**Request**
Repeat the entries from the first one through the one containing "40, 1864, 73]", swapping "social-button" for "share-button" and leaving everything else as it is.

**Extracted records**
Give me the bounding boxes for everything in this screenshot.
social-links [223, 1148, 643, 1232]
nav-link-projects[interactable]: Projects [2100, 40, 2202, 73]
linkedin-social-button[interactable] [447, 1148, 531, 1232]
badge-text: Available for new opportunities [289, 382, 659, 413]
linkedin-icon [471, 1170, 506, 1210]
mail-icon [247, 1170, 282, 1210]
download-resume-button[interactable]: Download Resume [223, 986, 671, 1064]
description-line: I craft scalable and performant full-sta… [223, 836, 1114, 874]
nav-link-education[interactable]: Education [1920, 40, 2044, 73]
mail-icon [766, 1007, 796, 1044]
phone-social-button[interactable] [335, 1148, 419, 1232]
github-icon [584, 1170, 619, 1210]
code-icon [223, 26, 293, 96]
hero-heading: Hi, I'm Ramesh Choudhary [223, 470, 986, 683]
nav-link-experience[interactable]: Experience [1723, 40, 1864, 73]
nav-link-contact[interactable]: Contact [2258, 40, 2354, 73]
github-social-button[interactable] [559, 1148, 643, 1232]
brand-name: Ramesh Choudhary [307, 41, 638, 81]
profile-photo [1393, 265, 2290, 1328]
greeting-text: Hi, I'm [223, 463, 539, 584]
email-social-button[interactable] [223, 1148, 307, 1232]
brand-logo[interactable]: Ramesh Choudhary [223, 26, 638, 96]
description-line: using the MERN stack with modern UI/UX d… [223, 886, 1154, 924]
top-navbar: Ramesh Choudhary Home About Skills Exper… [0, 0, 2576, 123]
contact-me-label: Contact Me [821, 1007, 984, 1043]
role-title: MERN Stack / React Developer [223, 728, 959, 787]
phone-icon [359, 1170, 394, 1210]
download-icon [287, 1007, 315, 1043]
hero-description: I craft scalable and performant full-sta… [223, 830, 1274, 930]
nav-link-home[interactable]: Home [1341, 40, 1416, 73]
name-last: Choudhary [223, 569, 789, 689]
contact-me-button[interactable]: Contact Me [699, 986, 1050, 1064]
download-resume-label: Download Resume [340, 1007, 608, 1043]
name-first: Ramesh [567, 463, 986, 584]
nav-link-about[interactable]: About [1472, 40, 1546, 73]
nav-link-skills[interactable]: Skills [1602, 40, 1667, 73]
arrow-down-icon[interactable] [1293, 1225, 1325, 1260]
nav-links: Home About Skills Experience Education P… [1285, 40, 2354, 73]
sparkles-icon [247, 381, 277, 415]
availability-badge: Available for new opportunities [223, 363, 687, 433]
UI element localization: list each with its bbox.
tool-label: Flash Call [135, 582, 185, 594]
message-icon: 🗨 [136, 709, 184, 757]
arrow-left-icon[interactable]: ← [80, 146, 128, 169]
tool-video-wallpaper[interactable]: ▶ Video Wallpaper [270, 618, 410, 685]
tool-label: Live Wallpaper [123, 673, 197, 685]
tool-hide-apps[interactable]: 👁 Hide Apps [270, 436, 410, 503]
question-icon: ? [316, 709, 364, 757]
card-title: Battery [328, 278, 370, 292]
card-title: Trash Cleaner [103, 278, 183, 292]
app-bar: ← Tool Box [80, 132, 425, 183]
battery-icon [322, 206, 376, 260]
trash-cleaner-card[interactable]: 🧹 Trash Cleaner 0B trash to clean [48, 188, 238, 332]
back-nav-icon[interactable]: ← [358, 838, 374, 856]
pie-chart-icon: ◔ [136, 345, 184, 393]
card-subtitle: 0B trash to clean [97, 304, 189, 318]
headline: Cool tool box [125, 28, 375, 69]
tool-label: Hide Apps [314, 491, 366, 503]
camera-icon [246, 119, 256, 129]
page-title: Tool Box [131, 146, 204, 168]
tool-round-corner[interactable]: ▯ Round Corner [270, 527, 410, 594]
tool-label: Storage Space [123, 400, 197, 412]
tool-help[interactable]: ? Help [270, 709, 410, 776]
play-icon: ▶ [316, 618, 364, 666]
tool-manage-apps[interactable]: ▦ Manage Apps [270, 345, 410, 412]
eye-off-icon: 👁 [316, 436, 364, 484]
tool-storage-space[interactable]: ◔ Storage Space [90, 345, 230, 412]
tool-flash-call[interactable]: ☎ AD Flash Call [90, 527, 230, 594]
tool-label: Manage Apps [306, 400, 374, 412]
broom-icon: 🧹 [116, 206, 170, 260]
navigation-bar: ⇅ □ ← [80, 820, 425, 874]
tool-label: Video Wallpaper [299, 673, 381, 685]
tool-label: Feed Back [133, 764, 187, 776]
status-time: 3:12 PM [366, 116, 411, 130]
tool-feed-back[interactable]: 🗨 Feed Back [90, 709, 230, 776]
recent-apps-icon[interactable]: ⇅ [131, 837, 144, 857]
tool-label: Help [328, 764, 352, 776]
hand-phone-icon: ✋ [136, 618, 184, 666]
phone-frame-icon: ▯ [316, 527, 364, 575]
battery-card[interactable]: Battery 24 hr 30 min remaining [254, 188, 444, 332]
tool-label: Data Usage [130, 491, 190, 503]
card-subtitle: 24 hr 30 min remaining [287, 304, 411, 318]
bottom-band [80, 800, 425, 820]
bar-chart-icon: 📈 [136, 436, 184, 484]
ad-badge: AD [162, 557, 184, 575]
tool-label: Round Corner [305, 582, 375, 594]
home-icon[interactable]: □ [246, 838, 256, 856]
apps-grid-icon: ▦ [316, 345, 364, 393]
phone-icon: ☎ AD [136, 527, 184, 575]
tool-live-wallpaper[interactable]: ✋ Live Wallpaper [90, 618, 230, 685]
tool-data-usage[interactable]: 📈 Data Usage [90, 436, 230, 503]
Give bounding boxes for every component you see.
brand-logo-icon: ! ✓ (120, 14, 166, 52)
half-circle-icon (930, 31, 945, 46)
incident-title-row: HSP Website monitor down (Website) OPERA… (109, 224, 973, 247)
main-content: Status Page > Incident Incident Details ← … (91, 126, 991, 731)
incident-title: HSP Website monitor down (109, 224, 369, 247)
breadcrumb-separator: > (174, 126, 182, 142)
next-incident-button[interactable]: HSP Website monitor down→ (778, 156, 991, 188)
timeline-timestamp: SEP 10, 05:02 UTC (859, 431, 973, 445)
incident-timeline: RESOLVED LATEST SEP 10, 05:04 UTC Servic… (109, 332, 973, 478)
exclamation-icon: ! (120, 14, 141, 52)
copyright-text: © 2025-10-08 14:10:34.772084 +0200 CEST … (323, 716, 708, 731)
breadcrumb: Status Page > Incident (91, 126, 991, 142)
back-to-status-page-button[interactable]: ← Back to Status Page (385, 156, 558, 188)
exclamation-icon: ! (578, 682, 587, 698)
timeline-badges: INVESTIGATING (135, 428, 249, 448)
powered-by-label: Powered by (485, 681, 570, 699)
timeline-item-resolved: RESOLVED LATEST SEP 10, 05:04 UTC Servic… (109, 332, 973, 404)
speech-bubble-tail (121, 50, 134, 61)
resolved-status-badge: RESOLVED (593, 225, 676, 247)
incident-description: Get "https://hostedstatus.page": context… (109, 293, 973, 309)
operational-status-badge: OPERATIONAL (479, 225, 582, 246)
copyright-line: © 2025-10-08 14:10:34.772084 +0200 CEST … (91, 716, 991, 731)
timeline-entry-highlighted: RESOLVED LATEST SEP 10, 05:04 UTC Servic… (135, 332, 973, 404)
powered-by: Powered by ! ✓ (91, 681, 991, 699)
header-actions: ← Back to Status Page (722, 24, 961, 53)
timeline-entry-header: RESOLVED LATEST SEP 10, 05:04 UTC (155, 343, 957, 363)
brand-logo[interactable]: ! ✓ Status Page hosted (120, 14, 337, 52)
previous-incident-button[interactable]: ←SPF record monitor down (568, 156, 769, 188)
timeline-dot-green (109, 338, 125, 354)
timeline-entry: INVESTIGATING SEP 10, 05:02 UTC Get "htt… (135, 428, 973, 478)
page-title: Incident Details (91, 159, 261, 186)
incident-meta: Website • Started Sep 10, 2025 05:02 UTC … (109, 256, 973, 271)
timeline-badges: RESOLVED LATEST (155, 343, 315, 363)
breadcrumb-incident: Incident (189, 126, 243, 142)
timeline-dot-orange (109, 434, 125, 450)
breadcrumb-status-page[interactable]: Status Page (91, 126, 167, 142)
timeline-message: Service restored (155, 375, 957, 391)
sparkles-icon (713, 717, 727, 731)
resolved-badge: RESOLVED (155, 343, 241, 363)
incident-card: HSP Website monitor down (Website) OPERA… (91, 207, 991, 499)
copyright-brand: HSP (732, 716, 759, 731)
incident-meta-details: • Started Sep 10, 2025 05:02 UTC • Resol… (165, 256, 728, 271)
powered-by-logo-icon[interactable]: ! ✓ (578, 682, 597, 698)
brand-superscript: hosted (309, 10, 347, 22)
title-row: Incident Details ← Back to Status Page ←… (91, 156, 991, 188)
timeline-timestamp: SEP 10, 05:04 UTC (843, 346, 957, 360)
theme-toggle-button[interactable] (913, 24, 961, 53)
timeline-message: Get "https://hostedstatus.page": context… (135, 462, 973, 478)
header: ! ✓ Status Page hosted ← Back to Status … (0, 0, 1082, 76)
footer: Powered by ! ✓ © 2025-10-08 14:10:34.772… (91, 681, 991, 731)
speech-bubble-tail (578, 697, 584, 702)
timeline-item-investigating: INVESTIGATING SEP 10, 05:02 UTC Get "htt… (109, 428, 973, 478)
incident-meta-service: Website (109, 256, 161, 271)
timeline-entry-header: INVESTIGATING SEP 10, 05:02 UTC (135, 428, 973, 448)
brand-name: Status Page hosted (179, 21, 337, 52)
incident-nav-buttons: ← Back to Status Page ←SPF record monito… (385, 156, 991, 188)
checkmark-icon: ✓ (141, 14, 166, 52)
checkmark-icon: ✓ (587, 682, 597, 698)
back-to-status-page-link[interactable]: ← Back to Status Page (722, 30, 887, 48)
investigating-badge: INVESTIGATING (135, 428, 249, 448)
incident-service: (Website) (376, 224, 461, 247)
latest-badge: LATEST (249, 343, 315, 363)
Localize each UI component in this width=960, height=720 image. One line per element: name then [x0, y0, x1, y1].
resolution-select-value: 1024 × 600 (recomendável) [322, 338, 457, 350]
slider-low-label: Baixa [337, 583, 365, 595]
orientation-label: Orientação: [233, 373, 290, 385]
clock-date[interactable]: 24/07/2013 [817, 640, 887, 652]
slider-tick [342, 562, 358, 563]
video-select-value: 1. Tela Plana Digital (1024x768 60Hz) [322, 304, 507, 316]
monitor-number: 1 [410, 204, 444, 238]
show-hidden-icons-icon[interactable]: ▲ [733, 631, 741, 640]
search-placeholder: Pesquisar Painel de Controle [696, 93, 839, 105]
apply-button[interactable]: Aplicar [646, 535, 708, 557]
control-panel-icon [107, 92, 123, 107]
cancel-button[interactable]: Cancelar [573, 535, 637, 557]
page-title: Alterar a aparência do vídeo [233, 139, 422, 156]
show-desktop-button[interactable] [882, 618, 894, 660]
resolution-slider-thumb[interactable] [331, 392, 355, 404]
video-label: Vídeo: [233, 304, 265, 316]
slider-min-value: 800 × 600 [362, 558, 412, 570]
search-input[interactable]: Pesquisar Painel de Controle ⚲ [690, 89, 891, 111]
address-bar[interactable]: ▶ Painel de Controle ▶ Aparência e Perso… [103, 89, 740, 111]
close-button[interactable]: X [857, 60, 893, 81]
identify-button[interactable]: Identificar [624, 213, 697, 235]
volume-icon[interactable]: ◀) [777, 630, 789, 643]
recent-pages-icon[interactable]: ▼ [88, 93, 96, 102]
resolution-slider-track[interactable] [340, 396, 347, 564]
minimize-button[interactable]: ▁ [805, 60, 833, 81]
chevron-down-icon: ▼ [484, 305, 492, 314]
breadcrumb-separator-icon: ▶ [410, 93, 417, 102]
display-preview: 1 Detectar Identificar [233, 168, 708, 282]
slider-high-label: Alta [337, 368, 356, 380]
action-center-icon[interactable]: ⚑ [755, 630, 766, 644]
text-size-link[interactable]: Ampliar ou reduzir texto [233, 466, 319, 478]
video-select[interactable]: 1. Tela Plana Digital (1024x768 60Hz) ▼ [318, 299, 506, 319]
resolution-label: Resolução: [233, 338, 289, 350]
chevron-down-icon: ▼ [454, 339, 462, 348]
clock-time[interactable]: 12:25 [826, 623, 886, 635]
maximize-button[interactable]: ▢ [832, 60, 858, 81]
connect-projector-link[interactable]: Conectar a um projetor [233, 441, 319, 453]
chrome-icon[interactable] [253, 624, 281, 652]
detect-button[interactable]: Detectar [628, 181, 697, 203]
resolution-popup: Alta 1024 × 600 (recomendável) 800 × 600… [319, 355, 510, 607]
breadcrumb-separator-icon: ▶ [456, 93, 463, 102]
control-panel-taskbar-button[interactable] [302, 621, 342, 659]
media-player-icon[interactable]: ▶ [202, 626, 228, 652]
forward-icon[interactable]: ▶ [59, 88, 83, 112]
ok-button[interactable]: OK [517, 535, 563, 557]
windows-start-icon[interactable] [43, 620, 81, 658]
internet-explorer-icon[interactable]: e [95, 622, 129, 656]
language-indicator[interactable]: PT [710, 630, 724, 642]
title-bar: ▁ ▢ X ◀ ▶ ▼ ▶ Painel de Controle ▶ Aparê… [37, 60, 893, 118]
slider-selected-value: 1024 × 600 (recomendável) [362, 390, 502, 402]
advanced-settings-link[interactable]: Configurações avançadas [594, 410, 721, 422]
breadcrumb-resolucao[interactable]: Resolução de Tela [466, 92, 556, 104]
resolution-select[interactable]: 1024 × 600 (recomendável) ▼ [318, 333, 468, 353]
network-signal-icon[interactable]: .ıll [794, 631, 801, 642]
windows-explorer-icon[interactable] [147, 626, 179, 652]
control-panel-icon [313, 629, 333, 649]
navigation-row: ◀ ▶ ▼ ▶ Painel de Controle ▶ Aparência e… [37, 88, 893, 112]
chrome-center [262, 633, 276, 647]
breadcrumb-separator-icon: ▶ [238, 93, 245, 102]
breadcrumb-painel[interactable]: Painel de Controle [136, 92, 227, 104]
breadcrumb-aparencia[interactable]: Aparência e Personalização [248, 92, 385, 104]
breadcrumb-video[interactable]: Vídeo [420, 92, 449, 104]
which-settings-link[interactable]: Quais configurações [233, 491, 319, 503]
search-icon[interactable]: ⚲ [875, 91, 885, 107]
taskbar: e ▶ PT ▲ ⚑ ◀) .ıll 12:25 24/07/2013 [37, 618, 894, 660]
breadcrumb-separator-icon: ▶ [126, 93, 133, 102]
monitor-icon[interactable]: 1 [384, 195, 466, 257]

**Response to this exercise**
Give me the bounding boxes for everything in this screenshot.
social-links [223, 1148, 643, 1232]
nav-link-projects[interactable]: Projects [2100, 40, 2202, 73]
linkedin-share-button[interactable] [447, 1148, 531, 1232]
badge-text: Available for new opportunities [289, 382, 659, 413]
linkedin-icon [471, 1170, 506, 1210]
mail-icon [247, 1170, 282, 1210]
download-resume-button[interactable]: Download Resume [223, 986, 671, 1064]
description-line: I craft scalable and performant full-sta… [223, 836, 1114, 874]
nav-link-education[interactable]: Education [1920, 40, 2044, 73]
mail-icon [766, 1007, 796, 1044]
phone-share-button[interactable] [335, 1148, 419, 1232]
github-icon [584, 1170, 619, 1210]
code-icon [223, 26, 293, 96]
hero-heading: Hi, I'm Ramesh Choudhary [223, 470, 986, 683]
nav-link-experience[interactable]: Experience [1723, 40, 1864, 73]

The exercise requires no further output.